-- Begin RAW DATA --
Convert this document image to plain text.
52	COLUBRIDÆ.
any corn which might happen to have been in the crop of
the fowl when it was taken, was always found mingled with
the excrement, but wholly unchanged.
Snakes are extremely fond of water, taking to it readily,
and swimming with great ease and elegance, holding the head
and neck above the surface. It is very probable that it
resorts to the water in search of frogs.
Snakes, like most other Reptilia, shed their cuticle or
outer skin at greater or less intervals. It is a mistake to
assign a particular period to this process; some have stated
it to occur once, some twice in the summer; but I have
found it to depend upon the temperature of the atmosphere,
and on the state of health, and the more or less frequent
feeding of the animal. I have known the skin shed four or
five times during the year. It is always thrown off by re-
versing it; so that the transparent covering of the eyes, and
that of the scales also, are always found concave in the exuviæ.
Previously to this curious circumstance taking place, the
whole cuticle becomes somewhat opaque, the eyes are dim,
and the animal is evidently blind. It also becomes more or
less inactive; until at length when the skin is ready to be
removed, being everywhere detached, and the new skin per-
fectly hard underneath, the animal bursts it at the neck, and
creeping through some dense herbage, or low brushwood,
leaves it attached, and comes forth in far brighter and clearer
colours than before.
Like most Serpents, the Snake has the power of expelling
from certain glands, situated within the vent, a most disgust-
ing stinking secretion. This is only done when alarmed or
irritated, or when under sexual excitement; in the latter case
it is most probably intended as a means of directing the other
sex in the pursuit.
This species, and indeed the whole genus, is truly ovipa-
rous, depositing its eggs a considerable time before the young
-- End RAW DATA --
Copy every line of the data that holds the string "always".

the fowl when it was taken, was always found mingled with
five times during the year. It is always thrown off by re-
that of the scales also, are always found concave in the exuviæ.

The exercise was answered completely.